Write out the entries below once more, exactly, with the pictures left out.

#### RECORDS SUPPLIED:
--
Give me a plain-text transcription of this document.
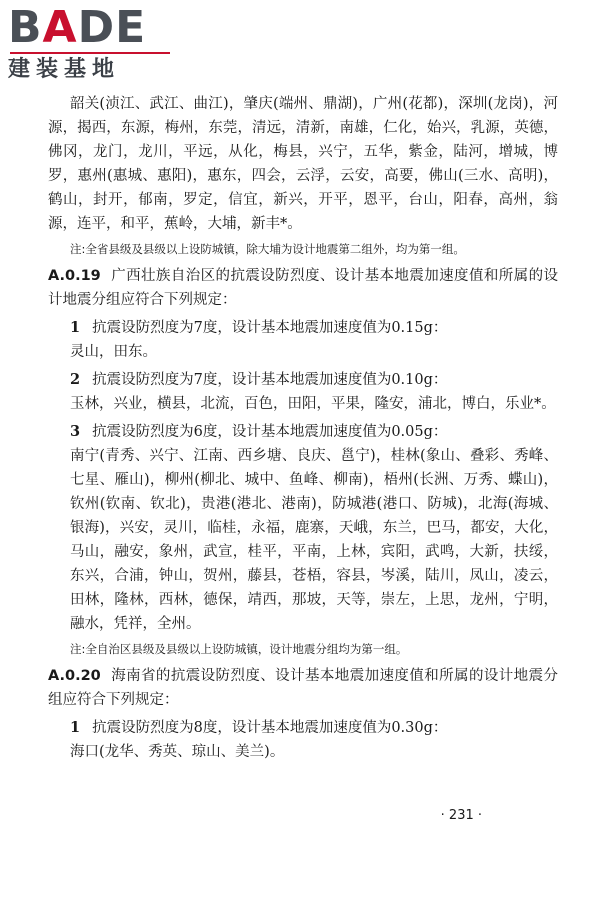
BADE
建装基地

韶关(浈江、武江、曲江)，肇庆(端州、鼎湖)，广州(花都)，深圳(龙岗)，河源，揭西，东源，梅州，东莞，清远，清新，南雄，仁化，始兴，乳源，英德，佛冈，龙门，龙川，平远，从化，梅县，兴宁，五华，紫金，陆河，增城，博罗，惠州(惠城、惠阳)，惠东，四会，云浮，云安，高要，佛山(三水、高明)，鹤山，封开，郁南，罗定，信宜，新兴，开平，恩平，台山，阳春，高州，翁源，连平，和平，蕉岭，大埔，新丰*。

注:全省县级及县级以上设防城镇，除大埔为设计地震第二组外，均为第一组。

A.0.19 广西壮族自治区的抗震设防烈度、设计基本地震加速度值和所属的设计地震分组应符合下列规定：

1 抗震设防烈度为7度，设计基本地震加速度值为0.15g：

灵山，田东。

2 抗震设防烈度为7度，设计基本地震加速度值为0.10g：

玉林，兴业，横县，北流，百色，田阳，平果，隆安，浦北，博白，乐业*。

3 抗震设防烈度为6度，设计基本地震加速度值为0.05g：

南宁(青秀、兴宁、江南、西乡塘、良庆、邕宁)，桂林(象山、叠彩、秀峰、七星、雁山)，柳州(柳北、城中、鱼峰、柳南)，梧州(长洲、万秀、蝶山)，钦州(钦南、钦北)，贵港(港北、港南)，防城港(港口、防城)，北海(海城、银海)，兴安，灵川，临桂，永福，鹿寨，天峨，东兰，巴马，都安，大化，马山，融安，象州，武宣，桂平，平南，上林，宾阳，武鸣，大新，扶绥，东兴，合浦，钟山，贺州，藤县，苍梧，容县，岑溪，陆川，凤山，凌云，田林，隆林，西林，德保，靖西，那坡，天等，崇左，上思，龙州，宁明，融水，凭祥，全州。

注:全自治区县级及县级以上设防城镇，设计地震分组均为第一组。

A.0.20 海南省的抗震设防烈度、设计基本地震加速度值和所属的设计地震分组应符合下列规定：

1 抗震设防烈度为8度，设计基本地震加速度值为0.30g：

海口(龙华、秀英、琼山、美兰)。

· 231 ·
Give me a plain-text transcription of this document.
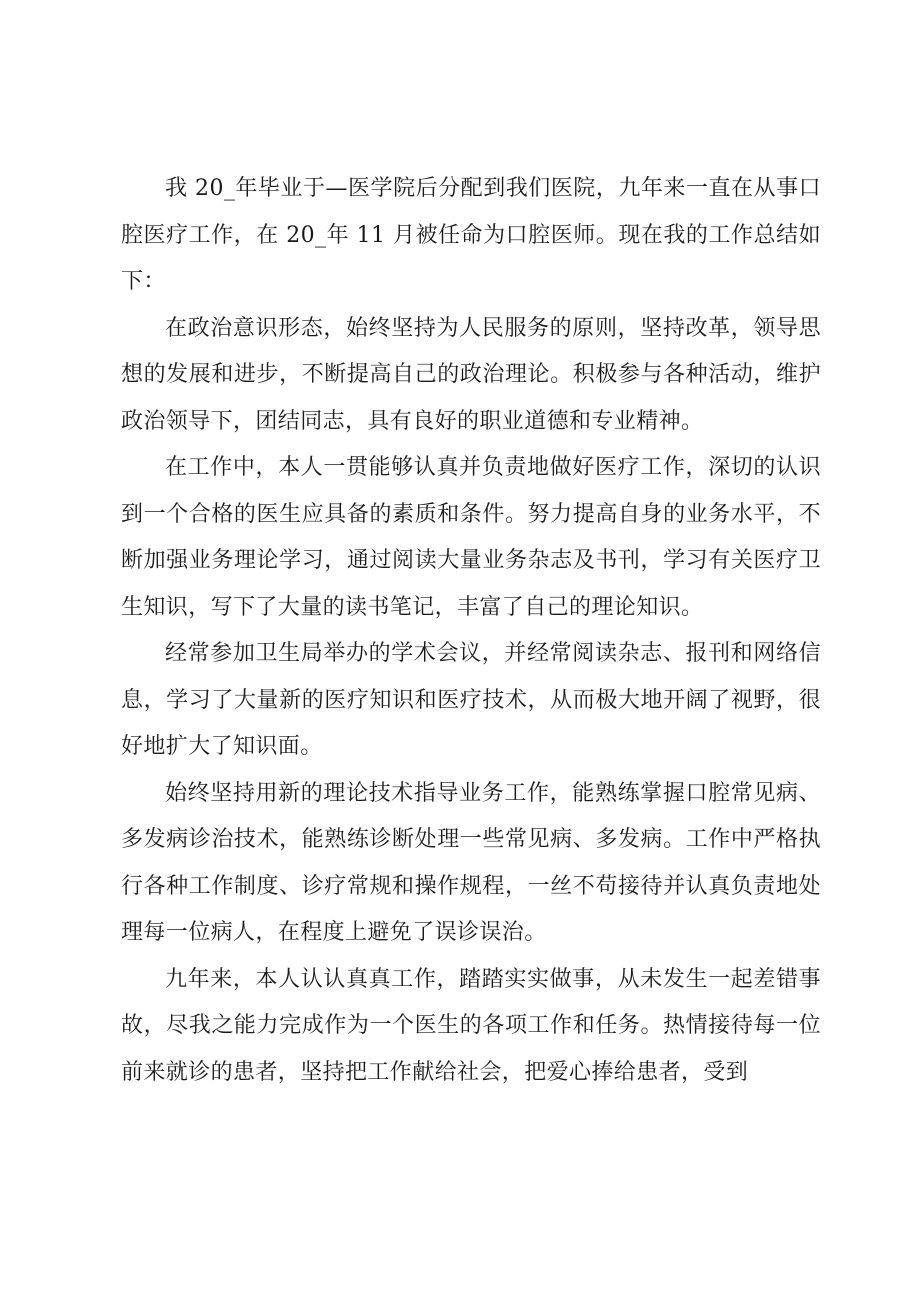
我 20_年毕业于—医学院后分配到我们医院，九年来一直在从事口腔医疗工作，在 20_年 11 月被任命为口腔医师。现在我的工作总结如下：

在政治意识形态，始终坚持为人民服务的原则，坚持改革，领导思想的发展和进步，不断提高自己的政治理论。积极参与各种活动，维护政治领导下，团结同志，具有良好的职业道德和专业精神。

在工作中，本人一贯能够认真并负责地做好医疗工作，深切的认识到一个合格的医生应具备的素质和条件。努力提高自身的业务水平，不断加强业务理论学习，通过阅读大量业务杂志及书刊，学习有关医疗卫生知识，写下了大量的读书笔记，丰富了自己的理论知识。

经常参加卫生局举办的学术会议，并经常阅读杂志、报刊和网络信息，学习了大量新的医疗知识和医疗技术，从而极大地开阔了视野，很好地扩大了知识面。

始终坚持用新的理论技术指导业务工作，能熟练掌握口腔常见病、多发病诊治技术，能熟练诊断处理一些常见病、多发病。工作中严格执行各种工作制度、诊疗常规和操作规程，一丝不苟接待并认真负责地处理每一位病人，在程度上避免了误诊误治。

九年来，本人认认真真工作，踏踏实实做事，从未发生一起差错事故，尽我之能力完成作为一个医生的各项工作和任务。热情接待每一位前来就诊的患者，坚持把工作献给社会，把爱心捧给患者，受到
--
#### RESULT OF THIS TASK:
Give me a plain-text transcription of this document.
BADE
建装基地

韶关(浈江、武江、曲江)，肇庆(端州、鼎湖)，广州(花都)，深圳(龙岗)，河源，揭西，东源，梅州，东莞，清远，清新，南雄，仁化，始兴，乳源，英德，佛冈，龙门，龙川，平远，从化，梅县，兴宁，五华，紫金，陆河，增城，博罗，惠州(惠城、惠阳)，惠东，四会，云浮，云安，高要，佛山(三水、高明)，鹤山，封开，郁南，罗定，信宜，新兴，开平，恩平，台山，阳春，高州，翁源，连平，和平，蕉岭，大埔，新丰*。

注:全省县级及县级以上设防城镇，除大埔为设计地震第二组外，均为第一组。

A.0.19 广西壮族自治区的抗震设防烈度、设计基本地震加速度值和所属的设计地震分组应符合下列规定：

1 抗震设防烈度为7度，设计基本地震加速度值为0.15g：

灵山，田东。

2 抗震设防烈度为7度，设计基本地震加速度值为0.10g：

玉林，兴业，横县，北流，百色，田阳，平果，隆安，浦北，博白，乐业*。

3 抗震设防烈度为6度，设计基本地震加速度值为0.05g：

南宁(青秀、兴宁、江南、西乡塘、良庆、邕宁)，桂林(象山、叠彩、秀峰、七星、雁山)，柳州(柳北、城中、鱼峰、柳南)，梧州(长洲、万秀、蝶山)，钦州(钦南、钦北)，贵港(港北、港南)，防城港(港口、防城)，北海(海城、银海)，兴安，灵川，临桂，永福，鹿寨，天峨，东兰，巴马，都安，大化，马山，融安，象州，武宣，桂平，平南，上林，宾阳，武鸣，大新，扶绥，东兴，合浦，钟山，贺州，藤县，苍梧，容县，岑溪，陆川，凤山，凌云，田林，隆林，西林，德保，靖西，那坡，天等，崇左，上思，龙州，宁明，融水，凭祥，全州。

注:全自治区县级及县级以上设防城镇，设计地震分组均为第一组。

A.0.20 海南省的抗震设防烈度、设计基本地震加速度值和所属的设计地震分组应符合下列规定：

1 抗震设防烈度为8度，设计基本地震加速度值为0.30g：

海口(龙华、秀英、琼山、美兰)。

· 231 ·
Give me a plain-text transcription of this document.
我 20_年毕业于—医学院后分配到我们医院，九年来一直在从事口腔医疗工作，在 20_年 11 月被任命为口腔医师。现在我的工作总结如下：

在政治意识形态，始终坚持为人民服务的原则，坚持改革，领导思想的发展和进步，不断提高自己的政治理论。积极参与各种活动，维护政治领导下，团结同志，具有良好的职业道德和专业精神。

在工作中，本人一贯能够认真并负责地做好医疗工作，深切的认识到一个合格的医生应具备的素质和条件。努力提高自身的业务水平，不断加强业务理论学习，通过阅读大量业务杂志及书刊，学习有关医疗卫生知识，写下了大量的读书笔记，丰富了自己的理论知识。

经常参加卫生局举办的学术会议，并经常阅读杂志、报刊和网络信息，学习了大量新的医疗知识和医疗技术，从而极大地开阔了视野，很好地扩大了知识面。

始终坚持用新的理论技术指导业务工作，能熟练掌握口腔常见病、多发病诊治技术，能熟练诊断处理一些常见病、多发病。工作中严格执行各种工作制度、诊疗常规和操作规程，一丝不苟接待并认真负责地处理每一位病人，在程度上避免了误诊误治。

九年来，本人认认真真工作，踏踏实实做事，从未发生一起差错事故，尽我之能力完成作为一个医生的各项工作和任务。热情接待每一位前来就诊的患者，坚持把工作献给社会，把爱心捧给患者，受到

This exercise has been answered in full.